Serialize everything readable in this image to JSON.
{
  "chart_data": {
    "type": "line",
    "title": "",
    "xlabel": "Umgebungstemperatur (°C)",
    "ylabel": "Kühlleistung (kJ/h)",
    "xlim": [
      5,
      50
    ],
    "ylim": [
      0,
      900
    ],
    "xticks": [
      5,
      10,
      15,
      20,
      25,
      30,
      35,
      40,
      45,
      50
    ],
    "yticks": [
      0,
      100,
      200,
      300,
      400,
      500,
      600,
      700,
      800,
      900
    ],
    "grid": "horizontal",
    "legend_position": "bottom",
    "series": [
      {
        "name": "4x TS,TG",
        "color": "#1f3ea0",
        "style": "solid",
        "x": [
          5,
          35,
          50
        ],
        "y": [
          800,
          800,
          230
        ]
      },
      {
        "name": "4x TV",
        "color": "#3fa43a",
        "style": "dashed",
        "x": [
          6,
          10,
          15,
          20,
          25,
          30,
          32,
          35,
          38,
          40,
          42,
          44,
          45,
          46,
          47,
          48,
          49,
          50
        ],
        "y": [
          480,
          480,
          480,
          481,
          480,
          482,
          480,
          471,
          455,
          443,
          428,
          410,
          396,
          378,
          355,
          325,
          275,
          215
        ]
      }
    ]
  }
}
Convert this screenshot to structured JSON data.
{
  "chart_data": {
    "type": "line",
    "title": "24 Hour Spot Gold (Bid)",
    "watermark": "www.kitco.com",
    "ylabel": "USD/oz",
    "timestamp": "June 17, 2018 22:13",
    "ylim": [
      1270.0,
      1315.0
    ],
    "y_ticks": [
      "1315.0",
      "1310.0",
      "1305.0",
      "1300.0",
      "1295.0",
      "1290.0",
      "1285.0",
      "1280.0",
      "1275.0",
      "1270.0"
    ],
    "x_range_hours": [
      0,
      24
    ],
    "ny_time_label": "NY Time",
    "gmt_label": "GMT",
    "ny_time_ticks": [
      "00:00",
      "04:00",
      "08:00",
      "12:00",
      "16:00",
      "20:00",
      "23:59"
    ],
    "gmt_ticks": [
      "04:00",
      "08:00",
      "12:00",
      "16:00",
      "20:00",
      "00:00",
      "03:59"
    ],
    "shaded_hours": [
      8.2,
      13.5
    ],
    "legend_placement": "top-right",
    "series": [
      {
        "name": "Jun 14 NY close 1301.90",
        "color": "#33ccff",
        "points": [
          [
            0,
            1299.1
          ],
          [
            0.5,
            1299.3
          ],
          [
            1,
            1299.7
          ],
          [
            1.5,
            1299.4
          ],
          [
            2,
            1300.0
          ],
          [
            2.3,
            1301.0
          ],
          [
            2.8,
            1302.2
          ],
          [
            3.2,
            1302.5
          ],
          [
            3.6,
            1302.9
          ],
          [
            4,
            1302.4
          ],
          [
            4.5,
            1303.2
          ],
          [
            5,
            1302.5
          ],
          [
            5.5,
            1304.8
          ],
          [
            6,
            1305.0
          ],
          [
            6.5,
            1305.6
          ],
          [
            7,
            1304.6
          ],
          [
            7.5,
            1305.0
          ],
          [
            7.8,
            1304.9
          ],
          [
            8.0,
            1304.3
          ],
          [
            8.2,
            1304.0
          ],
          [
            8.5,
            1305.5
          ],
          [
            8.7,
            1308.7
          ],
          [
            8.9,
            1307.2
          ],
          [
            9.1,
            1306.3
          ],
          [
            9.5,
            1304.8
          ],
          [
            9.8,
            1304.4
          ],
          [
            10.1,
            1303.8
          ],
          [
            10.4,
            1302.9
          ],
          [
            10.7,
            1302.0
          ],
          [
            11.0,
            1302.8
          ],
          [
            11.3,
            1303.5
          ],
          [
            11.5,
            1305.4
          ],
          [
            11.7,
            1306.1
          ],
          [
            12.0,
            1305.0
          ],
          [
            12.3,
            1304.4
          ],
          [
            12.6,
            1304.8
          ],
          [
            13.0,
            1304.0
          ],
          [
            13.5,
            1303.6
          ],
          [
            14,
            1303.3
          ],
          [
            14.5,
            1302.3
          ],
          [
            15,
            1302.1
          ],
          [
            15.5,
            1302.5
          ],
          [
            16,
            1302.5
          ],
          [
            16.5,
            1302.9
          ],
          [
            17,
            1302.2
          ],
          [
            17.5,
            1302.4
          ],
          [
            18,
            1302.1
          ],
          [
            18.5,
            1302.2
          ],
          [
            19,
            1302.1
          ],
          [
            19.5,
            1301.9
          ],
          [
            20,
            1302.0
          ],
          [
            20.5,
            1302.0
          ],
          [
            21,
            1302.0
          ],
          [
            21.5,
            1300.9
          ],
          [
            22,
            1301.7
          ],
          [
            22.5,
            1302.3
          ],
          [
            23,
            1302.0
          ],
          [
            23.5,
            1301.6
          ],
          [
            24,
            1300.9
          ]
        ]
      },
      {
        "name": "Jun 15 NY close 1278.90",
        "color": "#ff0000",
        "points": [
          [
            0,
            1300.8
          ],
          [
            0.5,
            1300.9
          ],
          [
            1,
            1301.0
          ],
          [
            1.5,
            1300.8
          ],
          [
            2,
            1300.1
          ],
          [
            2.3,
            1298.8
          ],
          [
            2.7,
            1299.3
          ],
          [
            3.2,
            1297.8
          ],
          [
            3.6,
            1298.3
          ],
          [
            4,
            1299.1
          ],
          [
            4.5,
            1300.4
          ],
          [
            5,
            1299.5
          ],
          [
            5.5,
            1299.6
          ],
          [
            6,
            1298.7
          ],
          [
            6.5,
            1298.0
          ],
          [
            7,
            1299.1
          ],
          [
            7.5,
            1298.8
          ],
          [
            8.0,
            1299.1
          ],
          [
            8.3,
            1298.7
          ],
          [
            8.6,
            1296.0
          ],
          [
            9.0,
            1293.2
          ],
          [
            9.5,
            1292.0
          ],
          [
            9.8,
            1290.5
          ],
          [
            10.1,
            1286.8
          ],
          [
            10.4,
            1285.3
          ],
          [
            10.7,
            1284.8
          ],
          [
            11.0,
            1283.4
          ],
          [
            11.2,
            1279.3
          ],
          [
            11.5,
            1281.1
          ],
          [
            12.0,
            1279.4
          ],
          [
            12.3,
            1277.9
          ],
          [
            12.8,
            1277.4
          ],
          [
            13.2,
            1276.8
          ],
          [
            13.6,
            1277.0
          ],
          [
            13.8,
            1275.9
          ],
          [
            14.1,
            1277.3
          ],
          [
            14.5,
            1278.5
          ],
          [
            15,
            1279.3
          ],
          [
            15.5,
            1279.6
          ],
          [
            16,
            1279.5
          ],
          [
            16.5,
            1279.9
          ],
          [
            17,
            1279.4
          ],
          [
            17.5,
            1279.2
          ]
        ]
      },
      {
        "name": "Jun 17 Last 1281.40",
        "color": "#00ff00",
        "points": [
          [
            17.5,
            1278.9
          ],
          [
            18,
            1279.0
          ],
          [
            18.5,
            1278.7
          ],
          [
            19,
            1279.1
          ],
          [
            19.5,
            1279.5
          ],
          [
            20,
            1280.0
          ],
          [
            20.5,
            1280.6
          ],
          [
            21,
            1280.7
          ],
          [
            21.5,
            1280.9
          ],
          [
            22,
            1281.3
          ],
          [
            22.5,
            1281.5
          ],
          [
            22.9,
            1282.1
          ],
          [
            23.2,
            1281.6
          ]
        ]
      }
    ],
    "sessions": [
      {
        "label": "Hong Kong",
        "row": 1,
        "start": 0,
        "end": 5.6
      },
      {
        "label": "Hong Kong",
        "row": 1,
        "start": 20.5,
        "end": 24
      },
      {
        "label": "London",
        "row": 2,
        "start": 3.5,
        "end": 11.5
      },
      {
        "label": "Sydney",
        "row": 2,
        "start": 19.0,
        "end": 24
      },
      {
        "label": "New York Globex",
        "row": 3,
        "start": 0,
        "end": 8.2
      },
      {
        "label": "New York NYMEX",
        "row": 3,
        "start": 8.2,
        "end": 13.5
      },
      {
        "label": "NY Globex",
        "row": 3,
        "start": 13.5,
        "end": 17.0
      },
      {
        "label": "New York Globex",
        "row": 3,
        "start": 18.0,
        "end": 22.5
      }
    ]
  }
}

+===+

Each line that has the word "color" should be copied.

        "color": "#1f3ea0",
        "color": "#3fa43a",
        "color": "#33ccff",
        "color": "#ff0000",
        "color": "#00ff00",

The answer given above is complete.